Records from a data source
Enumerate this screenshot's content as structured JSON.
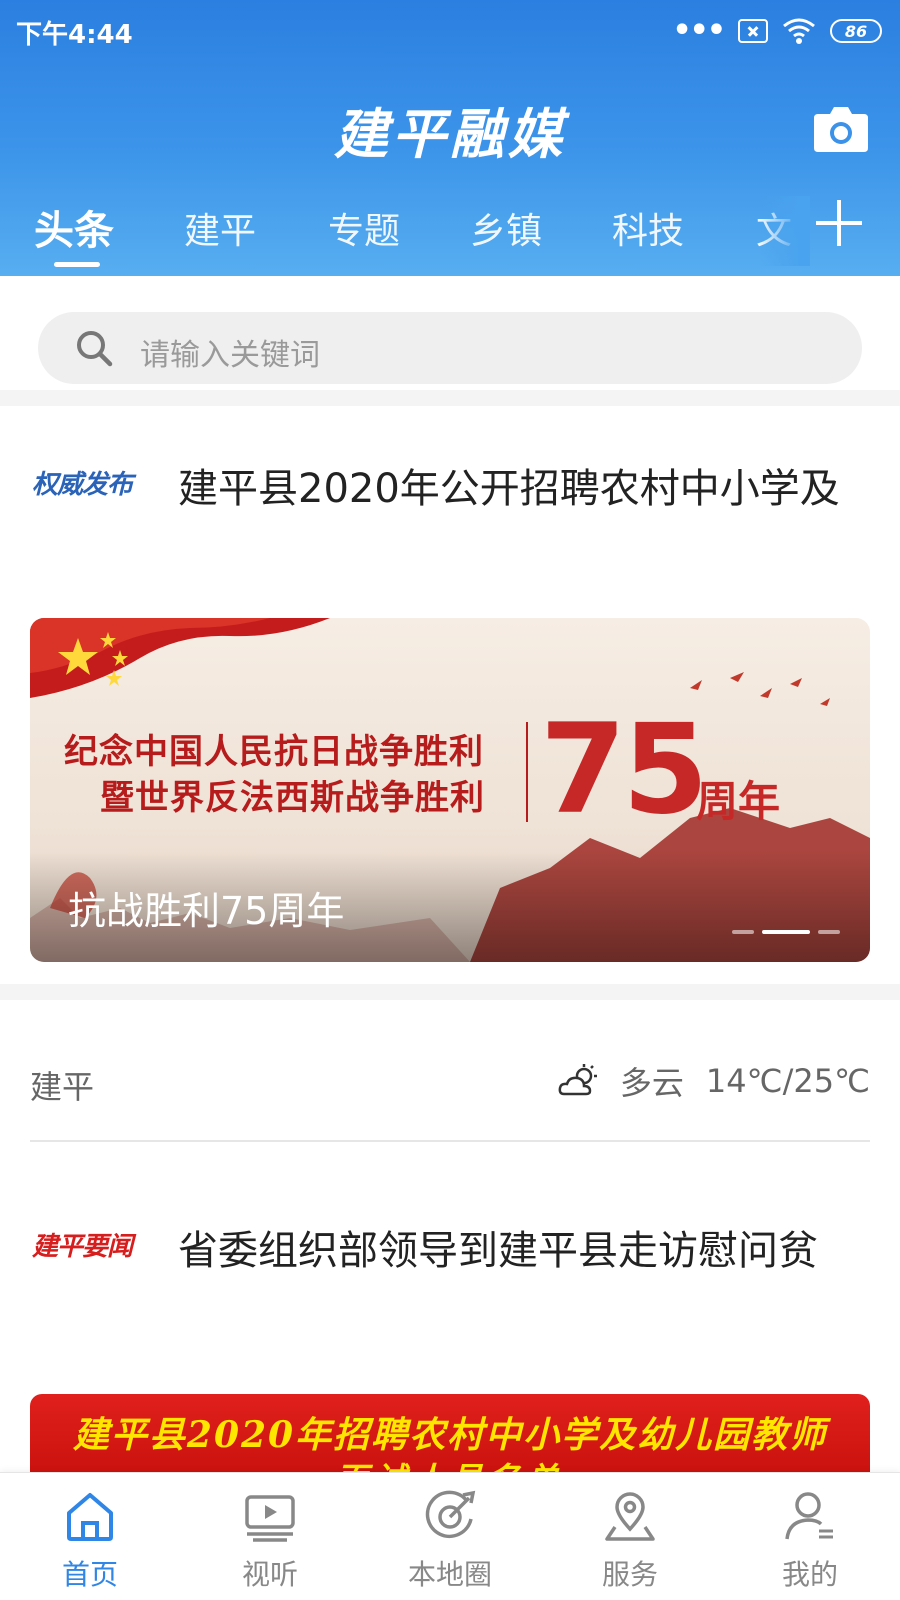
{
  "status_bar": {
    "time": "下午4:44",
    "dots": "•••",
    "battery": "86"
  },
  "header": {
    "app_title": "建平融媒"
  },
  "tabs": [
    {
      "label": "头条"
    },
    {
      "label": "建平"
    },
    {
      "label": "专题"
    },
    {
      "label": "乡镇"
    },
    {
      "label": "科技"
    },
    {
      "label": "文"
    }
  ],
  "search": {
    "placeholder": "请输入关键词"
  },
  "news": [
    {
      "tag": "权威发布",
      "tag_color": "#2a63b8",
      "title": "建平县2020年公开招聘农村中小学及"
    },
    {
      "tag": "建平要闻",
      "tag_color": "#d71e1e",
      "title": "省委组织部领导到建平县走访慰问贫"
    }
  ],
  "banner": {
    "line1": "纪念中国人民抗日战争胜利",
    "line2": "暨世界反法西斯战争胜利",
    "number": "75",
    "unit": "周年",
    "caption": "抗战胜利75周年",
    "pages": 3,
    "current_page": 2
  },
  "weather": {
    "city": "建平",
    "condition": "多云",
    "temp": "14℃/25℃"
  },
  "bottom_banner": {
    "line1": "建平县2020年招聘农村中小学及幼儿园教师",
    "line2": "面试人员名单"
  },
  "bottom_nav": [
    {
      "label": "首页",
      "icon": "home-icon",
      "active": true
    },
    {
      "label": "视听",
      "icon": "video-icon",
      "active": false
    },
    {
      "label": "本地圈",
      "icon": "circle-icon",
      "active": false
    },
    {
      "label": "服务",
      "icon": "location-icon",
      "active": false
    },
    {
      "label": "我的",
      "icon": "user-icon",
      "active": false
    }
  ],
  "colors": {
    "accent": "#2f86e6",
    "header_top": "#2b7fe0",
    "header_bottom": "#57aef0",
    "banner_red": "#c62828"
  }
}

Set task:
Select all lines in the listing that include the word "icon".

In response:
      "icon": "home-icon",
      "icon": "video-icon",
      "icon": "circle-icon",
      "icon": "location-icon",
      "icon": "user-icon",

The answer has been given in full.